The records below should be written out again, exactly.

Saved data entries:
start
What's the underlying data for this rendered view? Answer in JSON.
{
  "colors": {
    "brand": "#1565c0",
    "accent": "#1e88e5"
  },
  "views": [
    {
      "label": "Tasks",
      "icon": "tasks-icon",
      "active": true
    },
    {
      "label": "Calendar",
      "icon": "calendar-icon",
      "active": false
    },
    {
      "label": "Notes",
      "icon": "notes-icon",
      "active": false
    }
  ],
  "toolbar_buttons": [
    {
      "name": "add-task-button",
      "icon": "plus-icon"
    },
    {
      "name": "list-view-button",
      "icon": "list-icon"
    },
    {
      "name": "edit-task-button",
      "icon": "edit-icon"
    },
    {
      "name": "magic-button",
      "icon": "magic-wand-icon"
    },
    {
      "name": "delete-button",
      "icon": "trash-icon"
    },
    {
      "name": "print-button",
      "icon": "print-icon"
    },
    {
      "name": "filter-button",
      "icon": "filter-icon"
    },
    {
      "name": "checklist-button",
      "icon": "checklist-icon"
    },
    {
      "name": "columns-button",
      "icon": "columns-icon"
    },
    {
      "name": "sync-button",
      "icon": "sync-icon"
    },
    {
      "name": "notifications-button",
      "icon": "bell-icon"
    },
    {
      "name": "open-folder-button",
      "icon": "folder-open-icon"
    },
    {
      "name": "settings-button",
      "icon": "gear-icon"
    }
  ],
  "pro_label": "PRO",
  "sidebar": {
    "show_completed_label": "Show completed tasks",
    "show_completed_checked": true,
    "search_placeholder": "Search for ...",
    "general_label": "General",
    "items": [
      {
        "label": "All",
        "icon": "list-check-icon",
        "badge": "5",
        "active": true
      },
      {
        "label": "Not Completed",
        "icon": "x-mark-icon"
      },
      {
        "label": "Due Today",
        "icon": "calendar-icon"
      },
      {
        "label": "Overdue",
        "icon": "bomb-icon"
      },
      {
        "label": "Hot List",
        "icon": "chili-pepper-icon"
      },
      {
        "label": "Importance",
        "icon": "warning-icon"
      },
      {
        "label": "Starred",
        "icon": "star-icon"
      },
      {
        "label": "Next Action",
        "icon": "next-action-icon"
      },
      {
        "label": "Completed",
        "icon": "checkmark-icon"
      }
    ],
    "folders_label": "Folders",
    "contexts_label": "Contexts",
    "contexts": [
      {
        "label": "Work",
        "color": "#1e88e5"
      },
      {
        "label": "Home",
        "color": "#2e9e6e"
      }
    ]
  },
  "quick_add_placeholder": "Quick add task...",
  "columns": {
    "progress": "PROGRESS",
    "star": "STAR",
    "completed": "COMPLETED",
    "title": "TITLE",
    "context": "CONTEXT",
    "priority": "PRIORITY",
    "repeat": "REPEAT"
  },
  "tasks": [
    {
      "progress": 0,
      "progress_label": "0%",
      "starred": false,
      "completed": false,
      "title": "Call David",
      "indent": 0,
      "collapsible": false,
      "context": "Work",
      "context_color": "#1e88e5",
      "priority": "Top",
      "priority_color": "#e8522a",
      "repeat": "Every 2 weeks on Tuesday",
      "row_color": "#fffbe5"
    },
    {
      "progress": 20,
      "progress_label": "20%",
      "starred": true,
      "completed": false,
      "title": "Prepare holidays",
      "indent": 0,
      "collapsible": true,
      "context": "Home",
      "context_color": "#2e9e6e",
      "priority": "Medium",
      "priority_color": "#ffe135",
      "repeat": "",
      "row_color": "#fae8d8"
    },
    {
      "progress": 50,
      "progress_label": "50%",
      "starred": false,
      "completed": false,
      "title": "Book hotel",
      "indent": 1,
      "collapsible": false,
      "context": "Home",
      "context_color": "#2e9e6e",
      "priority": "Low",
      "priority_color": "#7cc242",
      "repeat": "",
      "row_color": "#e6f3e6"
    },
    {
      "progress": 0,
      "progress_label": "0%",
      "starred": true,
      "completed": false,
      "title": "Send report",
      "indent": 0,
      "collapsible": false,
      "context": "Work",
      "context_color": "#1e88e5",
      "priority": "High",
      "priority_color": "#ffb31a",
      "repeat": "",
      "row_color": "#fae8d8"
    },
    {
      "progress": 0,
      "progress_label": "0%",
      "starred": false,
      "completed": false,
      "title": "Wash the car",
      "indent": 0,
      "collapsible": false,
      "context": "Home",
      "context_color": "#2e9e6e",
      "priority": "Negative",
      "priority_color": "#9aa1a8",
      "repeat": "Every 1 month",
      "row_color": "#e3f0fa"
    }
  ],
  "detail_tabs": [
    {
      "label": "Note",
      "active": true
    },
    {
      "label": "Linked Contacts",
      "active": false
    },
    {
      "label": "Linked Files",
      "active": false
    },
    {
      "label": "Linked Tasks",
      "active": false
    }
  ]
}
end
Response:
What's the underlying data for this rendered view? Answer in JSON.
{
  "colors": {
    "brand": "#1565c0",
    "accent": "#1e88e5"
  },
  "views": [
    {
      "label": "Tasks",
      "icon": "tasks-icon",
      "active": true
    },
    {
      "label": "Calendar",
      "icon": "calendar-icon",
      "active": false
    },
    {
      "label": "Notes",
      "icon": "notes-icon",
      "active": false
    }
  ],
  "toolbar_buttons": [
    {
      "name": "add-task-button",
      "icon": "plus-icon"
    },
    {
      "name": "list-view-button",
      "icon": "list-icon"
    },
    {
      "name": "edit-task-button",
      "icon": "edit-icon"
    },
    {
      "name": "magic-button",
      "icon": "magic-wand-icon"
    },
    {
      "name": "delete-button",
      "icon": "trash-icon"
    },
    {
      "name": "print-button",
      "icon": "print-icon"
    },
    {
      "name": "filter-button",
      "icon": "filter-icon"
    },
    {
      "name": "checklist-button",
      "icon": "checklist-icon"
    },
    {
      "name": "columns-button",
      "icon": "columns-icon"
    },
    {
      "name": "sync-button",
      "icon": "sync-icon"
    },
    {
      "name": "notifications-button",
      "icon": "bell-icon"
    },
    {
      "name": "open-folder-button",
      "icon": "folder-open-icon"
    },
    {
      "name": "settings-button",
      "icon": "gear-icon"
    }
  ],
  "pro_label": "PRO",
  "sidebar": {
    "show_completed_label": "Show completed tasks",
    "show_completed_checked": true,
    "search_placeholder": "Search for ...",
    "general_label": "General",
    "items": [
      {
        "label": "All",
        "icon": "list-check-icon",
        "badge": "5",
        "active": true
      },
      {
        "label": "Not Completed",
        "icon": "x-mark-icon"
      },
      {
        "label": "Due Today",
        "icon": "calendar-icon"
      },
      {
        "label": "Overdue",
        "icon": "bomb-icon"
      },
      {
        "label": "Hot List",
        "icon": "chili-pepper-icon"
      },
      {
        "label": "Importance",
        "icon": "warning-icon"
      },
      {
        "label": "Starred",
        "icon": "star-icon"
      },
      {
        "label": "Next Action",
        "icon": "next-action-icon"
      },
      {
        "label": "Completed",
        "icon": "checkmark-icon"
      }
    ],
    "folders_label": "Folders",
    "contexts_label": "Contexts",
    "contexts": [
      {
        "label": "Work",
        "color": "#1e88e5"
      },
      {
        "label": "Home",
        "color": "#2e9e6e"
      }
    ]
  },
  "quick_add_placeholder": "Quick add task...",
  "columns": {
    "progress": "PROGRESS",
    "star": "STAR",
    "completed": "COMPLETED",
    "title": "TITLE",
    "context": "CONTEXT",
    "priority": "PRIORITY",
    "repeat": "REPEAT"
  },
  "tasks": [
    {
      "progress": 0,
      "progress_label": "0%",
      "starred": false,
      "completed": false,
      "title": "Call David",
      "indent": 0,
      "collapsible": false,
      "context": "Work",
      "context_color": "#1e88e5",
      "priority": "Top",
      "priority_color": "#e8522a",
      "repeat": "Every 2 weeks on Tuesday",
      "row_color": "#fffbe5"
    },
    {
      "progress": 20,
      "progress_label": "20%",
      "starred": true,
      "completed": false,
      "title": "Prepare holidays",
      "indent": 0,
      "collapsible": true,
      "context": "Home",
      "context_color": "#2e9e6e",
      "priority": "Medium",
      "priority_color": "#ffe135",
      "repeat": "",
      "row_color": "#fae8d8"
    },
    {
      "progress": 50,
      "progress_label": "50%",
      "starred": false,
      "completed": false,
      "title": "Book hotel",
      "indent": 1,
      "collapsible": false,
      "context": "Home",
      "context_color": "#2e9e6e",
      "priority": "Low",
      "priority_color": "#7cc242",
      "repeat": "",
      "row_color": "#e6f3e6"
    },
    {
      "progress": 0,
      "progress_label": "0%",
      "starred": true,
      "completed": false,
      "title": "Send report",
      "indent": 0,
      "collapsible": false,
      "context": "Work",
      "context_color": "#1e88e5",
      "priority": "High",
      "priority_color": "#ffb31a",
      "repeat": "",
      "row_color": "#fae8d8"
    },
    {
      "progress": 0,
      "progress_label": "0%",
      "starred": false,
      "completed": false,
      "title": "Wash the car",
      "indent": 0,
      "collapsible": false,
      "context": "Home",
      "context_color": "#2e9e6e",
      "priority": "Negative",
      "priority_color": "#9aa1a8",
      "repeat": "Every 1 month",
      "row_color": "#e3f0fa"
    }
  ],
  "detail_tabs": [
    {
      "label": "Note",
      "active": true
    },
    {
      "label": "Linked Contacts",
      "active": false
    },
    {
      "label": "Linked Files",
      "active": false
    },
    {
      "label": "Linked Tasks",
      "active": false
    }
  ]
}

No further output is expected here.